• Materials provided:
--- start ---

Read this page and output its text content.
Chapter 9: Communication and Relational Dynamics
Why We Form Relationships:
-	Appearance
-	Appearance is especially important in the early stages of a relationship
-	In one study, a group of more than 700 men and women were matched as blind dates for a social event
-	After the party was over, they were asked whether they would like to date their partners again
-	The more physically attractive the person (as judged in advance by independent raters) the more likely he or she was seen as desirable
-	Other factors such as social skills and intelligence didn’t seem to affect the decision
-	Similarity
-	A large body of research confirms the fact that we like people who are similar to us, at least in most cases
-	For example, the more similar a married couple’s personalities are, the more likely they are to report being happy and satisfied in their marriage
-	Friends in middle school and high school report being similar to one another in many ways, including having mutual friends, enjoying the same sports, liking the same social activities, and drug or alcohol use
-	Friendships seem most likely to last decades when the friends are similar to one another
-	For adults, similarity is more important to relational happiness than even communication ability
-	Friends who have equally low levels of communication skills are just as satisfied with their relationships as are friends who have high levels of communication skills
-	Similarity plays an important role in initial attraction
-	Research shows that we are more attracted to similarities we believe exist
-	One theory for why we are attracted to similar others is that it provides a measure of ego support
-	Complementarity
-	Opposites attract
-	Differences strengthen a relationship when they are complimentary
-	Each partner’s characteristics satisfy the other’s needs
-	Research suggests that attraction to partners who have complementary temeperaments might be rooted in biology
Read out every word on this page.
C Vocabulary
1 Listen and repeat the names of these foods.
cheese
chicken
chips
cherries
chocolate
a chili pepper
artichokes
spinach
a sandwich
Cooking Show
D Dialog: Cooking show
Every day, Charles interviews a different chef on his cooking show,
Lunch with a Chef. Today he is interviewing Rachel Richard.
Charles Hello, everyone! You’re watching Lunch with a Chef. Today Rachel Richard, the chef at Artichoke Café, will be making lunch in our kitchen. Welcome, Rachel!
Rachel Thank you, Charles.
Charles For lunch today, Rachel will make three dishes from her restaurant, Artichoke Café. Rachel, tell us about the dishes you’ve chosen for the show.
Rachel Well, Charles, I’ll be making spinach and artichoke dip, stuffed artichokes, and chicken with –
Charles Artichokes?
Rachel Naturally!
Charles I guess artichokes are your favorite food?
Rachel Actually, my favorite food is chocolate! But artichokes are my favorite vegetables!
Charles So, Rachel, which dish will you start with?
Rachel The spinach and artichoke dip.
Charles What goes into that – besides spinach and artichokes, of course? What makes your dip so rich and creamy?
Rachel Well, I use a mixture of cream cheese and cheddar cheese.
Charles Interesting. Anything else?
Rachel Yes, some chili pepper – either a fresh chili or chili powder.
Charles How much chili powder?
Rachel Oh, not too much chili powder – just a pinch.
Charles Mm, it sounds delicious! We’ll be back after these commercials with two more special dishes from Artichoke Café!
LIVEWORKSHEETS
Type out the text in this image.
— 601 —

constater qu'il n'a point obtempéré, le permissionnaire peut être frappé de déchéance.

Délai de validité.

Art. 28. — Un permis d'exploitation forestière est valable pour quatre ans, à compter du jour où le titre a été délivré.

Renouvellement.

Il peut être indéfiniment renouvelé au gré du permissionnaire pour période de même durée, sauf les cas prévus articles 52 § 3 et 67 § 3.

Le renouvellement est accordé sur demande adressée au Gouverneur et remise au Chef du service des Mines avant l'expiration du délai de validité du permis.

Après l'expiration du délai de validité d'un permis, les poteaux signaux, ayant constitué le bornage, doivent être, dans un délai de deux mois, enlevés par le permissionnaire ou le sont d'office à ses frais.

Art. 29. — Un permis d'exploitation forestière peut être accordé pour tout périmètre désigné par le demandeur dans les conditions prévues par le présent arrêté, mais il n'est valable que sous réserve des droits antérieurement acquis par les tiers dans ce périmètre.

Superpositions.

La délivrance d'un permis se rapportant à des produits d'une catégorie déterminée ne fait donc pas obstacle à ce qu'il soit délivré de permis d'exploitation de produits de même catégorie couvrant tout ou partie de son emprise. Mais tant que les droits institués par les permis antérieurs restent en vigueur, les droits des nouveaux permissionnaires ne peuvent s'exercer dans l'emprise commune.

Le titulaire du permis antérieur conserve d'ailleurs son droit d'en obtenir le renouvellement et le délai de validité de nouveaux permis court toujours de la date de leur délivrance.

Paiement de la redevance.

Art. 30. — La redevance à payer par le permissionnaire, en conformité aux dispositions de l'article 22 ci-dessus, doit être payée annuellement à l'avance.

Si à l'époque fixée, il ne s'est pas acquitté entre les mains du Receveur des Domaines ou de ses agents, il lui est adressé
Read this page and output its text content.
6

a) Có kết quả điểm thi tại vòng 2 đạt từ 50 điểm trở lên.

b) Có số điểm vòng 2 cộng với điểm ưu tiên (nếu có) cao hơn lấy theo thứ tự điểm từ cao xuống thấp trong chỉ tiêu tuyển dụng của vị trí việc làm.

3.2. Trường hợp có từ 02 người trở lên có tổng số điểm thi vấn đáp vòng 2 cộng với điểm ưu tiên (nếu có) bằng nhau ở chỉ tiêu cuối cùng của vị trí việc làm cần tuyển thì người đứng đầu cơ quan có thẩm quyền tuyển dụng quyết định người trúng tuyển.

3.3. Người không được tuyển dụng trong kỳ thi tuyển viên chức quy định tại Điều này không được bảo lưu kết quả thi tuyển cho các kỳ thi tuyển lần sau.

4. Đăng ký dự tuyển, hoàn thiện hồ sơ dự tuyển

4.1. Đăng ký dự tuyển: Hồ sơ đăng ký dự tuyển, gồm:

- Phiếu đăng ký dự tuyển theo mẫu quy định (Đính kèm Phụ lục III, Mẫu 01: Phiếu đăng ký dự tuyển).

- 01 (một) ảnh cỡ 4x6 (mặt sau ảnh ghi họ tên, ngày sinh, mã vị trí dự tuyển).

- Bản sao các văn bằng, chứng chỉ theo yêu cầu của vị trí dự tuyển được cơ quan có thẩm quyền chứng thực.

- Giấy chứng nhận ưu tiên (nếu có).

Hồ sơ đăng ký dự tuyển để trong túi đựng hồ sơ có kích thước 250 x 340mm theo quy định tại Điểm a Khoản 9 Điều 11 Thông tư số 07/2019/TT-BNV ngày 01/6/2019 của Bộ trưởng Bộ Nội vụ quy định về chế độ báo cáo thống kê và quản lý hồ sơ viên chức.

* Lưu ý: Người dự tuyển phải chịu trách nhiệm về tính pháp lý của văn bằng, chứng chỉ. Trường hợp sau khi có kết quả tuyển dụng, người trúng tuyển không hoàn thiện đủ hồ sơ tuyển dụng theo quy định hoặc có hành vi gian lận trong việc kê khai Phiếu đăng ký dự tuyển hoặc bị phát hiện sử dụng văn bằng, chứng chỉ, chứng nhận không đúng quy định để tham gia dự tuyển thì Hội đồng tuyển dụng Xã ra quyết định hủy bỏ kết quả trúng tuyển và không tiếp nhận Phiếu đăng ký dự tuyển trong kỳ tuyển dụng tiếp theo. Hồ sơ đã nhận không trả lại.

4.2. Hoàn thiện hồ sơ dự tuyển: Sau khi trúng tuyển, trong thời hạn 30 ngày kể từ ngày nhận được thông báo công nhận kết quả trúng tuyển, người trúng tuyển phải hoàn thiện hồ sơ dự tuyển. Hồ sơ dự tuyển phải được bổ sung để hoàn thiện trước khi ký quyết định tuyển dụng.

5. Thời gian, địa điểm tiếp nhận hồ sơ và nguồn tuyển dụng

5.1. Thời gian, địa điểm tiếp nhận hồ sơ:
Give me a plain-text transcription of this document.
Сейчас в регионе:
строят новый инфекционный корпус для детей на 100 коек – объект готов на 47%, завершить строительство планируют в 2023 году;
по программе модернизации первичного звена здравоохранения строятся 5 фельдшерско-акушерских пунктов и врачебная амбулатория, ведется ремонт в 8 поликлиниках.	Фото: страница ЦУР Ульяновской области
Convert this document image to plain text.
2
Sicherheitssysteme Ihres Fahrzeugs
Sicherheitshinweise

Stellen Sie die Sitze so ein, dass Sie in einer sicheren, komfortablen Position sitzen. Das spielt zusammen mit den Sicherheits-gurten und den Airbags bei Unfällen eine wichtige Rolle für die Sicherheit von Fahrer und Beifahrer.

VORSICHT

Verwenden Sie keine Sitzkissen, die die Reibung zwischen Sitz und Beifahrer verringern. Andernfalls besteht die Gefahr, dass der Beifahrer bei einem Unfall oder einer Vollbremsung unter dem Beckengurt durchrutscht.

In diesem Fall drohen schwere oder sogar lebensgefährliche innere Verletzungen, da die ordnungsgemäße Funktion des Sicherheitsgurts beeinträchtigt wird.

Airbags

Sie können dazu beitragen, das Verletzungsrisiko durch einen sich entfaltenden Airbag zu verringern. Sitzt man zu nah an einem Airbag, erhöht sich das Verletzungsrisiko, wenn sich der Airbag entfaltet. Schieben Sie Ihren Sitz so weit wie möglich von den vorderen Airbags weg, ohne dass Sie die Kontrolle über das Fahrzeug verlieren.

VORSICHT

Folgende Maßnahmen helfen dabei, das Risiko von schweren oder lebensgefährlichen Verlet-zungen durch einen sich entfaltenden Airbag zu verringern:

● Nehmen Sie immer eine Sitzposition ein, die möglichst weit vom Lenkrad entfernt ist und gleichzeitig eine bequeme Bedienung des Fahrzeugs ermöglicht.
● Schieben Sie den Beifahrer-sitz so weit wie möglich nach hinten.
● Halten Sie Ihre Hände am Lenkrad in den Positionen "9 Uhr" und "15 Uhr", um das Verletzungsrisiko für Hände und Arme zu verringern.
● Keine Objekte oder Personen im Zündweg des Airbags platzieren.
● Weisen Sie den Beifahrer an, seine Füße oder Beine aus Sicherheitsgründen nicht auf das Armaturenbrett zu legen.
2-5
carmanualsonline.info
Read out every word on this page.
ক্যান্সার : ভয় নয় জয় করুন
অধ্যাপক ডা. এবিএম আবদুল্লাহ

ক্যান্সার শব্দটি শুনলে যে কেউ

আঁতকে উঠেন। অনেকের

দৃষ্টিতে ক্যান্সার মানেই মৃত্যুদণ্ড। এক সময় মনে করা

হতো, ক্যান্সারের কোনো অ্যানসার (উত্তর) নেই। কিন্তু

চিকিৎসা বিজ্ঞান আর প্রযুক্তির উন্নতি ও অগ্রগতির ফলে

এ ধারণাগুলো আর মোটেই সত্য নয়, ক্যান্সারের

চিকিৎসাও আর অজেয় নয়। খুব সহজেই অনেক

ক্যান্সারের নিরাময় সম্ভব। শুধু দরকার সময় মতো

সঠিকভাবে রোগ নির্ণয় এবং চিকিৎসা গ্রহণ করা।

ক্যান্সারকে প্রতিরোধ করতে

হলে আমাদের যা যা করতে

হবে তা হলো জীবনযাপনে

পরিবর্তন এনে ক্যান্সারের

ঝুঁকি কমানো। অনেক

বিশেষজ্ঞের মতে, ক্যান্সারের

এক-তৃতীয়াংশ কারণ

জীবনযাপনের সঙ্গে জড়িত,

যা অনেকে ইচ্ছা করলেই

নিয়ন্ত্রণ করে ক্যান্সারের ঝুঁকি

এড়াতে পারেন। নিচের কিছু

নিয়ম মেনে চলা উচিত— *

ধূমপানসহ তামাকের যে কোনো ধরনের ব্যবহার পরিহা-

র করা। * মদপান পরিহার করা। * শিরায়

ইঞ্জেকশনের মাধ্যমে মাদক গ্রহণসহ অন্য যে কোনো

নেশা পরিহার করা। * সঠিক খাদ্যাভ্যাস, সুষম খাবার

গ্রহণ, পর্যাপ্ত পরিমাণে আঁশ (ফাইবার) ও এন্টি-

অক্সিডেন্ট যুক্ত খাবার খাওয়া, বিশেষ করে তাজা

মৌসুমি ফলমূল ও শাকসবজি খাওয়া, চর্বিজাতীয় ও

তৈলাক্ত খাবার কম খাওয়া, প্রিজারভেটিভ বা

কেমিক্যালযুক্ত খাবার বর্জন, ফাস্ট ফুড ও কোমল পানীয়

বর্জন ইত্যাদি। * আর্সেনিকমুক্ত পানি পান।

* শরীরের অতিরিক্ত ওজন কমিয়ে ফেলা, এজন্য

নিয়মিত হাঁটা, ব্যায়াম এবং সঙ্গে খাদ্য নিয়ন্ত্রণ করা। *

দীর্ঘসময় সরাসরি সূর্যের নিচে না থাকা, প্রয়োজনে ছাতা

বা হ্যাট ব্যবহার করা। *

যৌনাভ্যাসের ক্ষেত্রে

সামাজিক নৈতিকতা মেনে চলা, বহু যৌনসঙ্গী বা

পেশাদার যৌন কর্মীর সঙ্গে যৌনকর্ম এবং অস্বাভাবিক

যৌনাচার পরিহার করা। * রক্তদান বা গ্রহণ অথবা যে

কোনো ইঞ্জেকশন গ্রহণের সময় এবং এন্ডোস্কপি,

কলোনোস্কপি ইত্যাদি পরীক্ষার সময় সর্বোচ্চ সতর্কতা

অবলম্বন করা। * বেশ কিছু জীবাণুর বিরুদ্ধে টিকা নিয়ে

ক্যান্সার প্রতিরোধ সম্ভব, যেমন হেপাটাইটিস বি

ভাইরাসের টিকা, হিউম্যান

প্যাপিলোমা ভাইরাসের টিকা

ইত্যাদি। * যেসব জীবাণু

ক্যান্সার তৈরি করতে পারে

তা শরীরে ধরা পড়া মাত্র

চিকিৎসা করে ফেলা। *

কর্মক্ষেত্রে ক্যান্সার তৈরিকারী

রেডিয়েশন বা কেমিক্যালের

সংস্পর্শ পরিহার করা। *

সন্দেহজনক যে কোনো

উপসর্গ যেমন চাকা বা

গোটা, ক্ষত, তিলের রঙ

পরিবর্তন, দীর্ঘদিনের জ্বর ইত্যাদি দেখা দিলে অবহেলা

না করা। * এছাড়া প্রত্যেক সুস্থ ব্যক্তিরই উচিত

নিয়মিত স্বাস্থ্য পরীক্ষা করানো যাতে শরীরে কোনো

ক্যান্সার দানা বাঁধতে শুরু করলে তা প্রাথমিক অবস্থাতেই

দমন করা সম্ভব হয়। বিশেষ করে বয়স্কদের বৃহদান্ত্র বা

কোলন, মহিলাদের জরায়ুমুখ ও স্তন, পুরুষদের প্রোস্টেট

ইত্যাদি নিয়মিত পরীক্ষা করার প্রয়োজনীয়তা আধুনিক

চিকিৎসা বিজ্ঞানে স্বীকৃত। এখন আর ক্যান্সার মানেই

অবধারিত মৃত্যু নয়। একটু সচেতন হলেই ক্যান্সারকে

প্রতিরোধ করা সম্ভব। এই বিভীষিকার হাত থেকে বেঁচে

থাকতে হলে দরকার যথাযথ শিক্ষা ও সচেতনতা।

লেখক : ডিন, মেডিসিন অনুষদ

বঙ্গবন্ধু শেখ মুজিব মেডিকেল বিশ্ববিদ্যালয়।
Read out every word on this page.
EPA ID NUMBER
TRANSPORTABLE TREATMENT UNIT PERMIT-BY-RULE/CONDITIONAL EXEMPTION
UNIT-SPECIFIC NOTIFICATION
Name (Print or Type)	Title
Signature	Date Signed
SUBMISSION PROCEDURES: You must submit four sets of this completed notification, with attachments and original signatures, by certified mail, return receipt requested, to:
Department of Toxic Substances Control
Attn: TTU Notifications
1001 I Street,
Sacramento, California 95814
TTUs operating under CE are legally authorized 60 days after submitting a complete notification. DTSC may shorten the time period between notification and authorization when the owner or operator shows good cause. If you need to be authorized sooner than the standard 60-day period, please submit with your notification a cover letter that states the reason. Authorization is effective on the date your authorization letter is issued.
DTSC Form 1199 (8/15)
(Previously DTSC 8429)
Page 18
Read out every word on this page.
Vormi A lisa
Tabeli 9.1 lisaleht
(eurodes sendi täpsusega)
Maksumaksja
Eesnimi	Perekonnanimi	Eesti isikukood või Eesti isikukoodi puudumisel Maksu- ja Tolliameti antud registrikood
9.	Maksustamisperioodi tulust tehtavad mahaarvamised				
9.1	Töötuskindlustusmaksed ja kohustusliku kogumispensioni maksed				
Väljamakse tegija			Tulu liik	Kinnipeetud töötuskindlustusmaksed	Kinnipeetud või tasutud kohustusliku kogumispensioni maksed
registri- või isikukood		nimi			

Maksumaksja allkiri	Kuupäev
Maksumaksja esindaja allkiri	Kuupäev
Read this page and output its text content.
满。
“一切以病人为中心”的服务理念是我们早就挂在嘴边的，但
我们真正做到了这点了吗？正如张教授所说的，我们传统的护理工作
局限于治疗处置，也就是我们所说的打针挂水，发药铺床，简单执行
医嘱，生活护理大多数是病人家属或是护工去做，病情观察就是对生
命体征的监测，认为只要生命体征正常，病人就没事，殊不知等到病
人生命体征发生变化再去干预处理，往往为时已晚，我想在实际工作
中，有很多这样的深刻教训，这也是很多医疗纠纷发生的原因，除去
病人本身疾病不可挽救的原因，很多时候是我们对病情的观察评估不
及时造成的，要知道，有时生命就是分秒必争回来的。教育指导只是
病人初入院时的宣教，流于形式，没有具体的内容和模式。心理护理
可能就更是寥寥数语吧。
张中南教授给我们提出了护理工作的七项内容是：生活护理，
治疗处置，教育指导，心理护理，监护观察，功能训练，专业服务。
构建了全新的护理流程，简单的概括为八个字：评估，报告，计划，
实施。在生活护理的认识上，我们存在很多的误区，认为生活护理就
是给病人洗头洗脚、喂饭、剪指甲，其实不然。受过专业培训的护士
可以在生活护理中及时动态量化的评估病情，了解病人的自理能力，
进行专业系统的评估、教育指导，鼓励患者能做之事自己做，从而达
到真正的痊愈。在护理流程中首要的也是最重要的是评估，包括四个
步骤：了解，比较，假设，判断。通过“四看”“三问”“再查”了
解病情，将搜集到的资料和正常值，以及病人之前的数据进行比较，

--- end ---

• Exercise directions:
Leave out every line without the string "favorite" and copy the rest.

• Answer to the task:
Charles I guess artichokes are your favorite food?
Rachel Actually, my favorite food is chocolate! But artichokes are my favorite vegetables!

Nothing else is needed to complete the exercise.